Data excerpts:
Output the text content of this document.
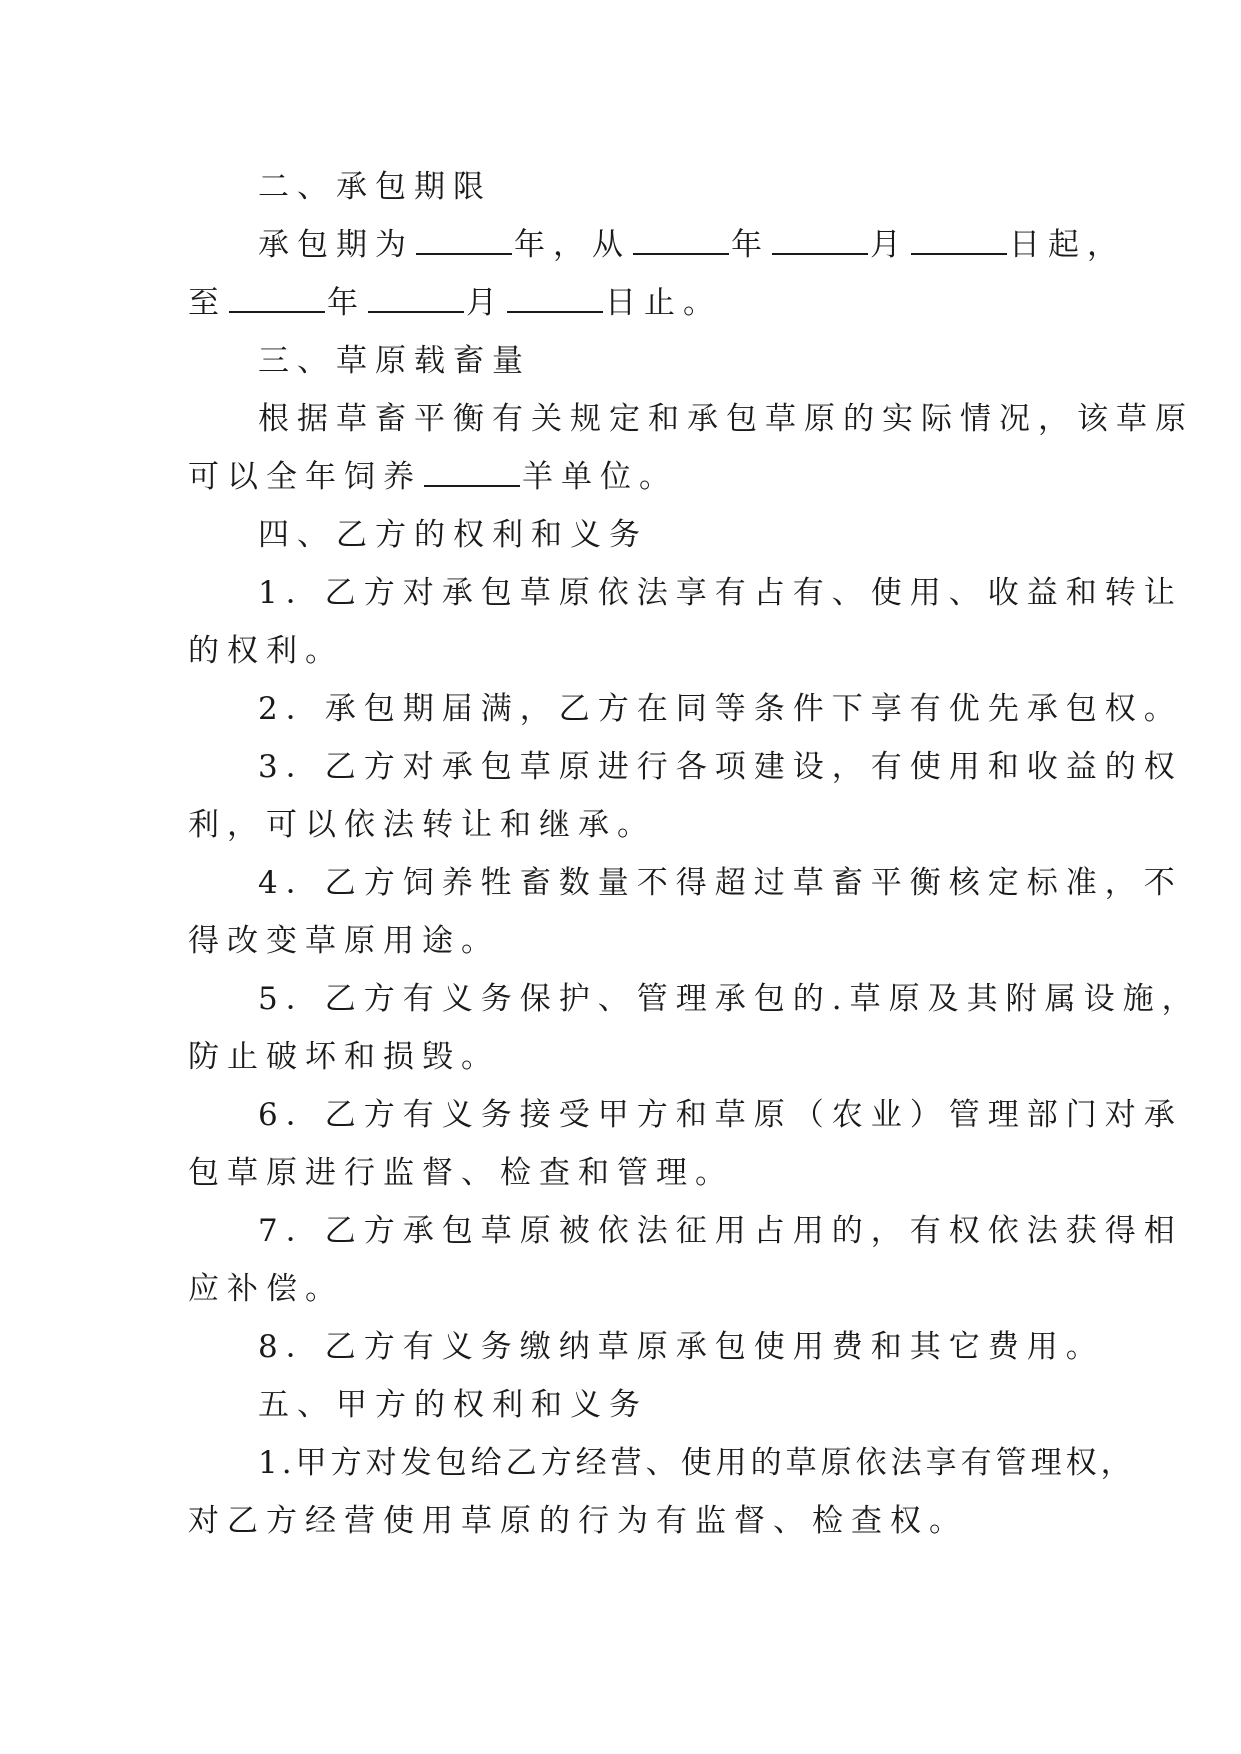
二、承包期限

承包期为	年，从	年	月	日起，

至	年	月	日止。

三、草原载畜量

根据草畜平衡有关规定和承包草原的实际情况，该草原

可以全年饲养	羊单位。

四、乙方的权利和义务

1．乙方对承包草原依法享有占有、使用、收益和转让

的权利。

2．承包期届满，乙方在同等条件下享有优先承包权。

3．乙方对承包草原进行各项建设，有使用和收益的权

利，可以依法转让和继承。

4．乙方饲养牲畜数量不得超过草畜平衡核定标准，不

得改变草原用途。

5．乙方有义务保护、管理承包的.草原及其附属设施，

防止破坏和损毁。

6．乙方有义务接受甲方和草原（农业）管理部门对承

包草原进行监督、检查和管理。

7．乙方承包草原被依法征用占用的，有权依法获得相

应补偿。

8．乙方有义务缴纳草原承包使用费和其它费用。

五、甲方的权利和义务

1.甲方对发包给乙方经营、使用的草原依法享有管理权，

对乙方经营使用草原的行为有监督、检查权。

---

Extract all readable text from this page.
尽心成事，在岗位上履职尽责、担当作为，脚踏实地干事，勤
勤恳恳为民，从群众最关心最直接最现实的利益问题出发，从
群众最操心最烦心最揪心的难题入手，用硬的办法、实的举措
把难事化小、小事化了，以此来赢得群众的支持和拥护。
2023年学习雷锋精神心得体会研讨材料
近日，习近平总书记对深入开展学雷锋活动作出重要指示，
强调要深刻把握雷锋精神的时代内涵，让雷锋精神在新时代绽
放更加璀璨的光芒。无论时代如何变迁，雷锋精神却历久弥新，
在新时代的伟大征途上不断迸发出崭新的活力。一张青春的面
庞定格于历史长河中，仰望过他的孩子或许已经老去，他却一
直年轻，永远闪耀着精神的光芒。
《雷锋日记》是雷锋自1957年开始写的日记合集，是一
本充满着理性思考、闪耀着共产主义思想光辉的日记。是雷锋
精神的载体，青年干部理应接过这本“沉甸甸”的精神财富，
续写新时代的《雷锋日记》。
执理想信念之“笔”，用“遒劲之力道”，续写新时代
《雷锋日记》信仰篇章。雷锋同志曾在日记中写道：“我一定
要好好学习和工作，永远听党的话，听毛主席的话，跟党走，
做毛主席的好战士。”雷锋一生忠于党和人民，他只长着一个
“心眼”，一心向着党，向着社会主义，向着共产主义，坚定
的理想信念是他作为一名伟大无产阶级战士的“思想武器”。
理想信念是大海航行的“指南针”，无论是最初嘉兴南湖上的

--

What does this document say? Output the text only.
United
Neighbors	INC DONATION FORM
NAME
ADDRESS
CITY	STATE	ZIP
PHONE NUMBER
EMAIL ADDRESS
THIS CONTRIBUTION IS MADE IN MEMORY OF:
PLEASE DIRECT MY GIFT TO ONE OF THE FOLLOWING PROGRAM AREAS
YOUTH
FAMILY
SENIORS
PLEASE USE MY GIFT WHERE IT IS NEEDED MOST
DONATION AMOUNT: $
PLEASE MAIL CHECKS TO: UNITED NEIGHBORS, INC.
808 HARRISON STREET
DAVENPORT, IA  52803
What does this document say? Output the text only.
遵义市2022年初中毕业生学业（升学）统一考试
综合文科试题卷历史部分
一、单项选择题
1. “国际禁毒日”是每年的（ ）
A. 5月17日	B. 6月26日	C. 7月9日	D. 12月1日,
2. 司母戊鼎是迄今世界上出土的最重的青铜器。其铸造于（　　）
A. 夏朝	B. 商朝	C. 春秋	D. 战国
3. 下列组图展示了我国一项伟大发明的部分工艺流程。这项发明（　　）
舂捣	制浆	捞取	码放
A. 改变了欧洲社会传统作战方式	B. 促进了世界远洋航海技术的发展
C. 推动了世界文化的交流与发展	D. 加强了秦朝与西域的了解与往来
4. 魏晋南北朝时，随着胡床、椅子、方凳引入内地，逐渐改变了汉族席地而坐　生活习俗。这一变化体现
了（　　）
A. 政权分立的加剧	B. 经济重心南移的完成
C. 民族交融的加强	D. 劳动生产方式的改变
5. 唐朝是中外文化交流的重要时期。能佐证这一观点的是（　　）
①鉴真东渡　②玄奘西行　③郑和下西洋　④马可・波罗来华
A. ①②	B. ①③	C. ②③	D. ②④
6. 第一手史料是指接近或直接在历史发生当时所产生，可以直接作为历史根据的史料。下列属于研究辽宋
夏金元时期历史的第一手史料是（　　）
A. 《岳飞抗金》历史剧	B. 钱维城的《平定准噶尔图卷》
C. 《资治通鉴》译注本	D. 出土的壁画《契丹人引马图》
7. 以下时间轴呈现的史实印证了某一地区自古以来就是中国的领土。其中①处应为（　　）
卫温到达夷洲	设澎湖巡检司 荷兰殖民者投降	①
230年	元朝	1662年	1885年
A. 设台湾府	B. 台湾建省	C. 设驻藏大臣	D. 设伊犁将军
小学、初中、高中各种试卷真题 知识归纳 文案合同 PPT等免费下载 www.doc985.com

• _Directions for this task_: Return the lines of the records that include the string "GIFT".

• _Solution below_:
PLEASE DIRECT MY GIFT TO ONE OF THE FOLLOWING PROGRAM AREAS
PLEASE USE MY GIFT WHERE IT IS NEEDED MOST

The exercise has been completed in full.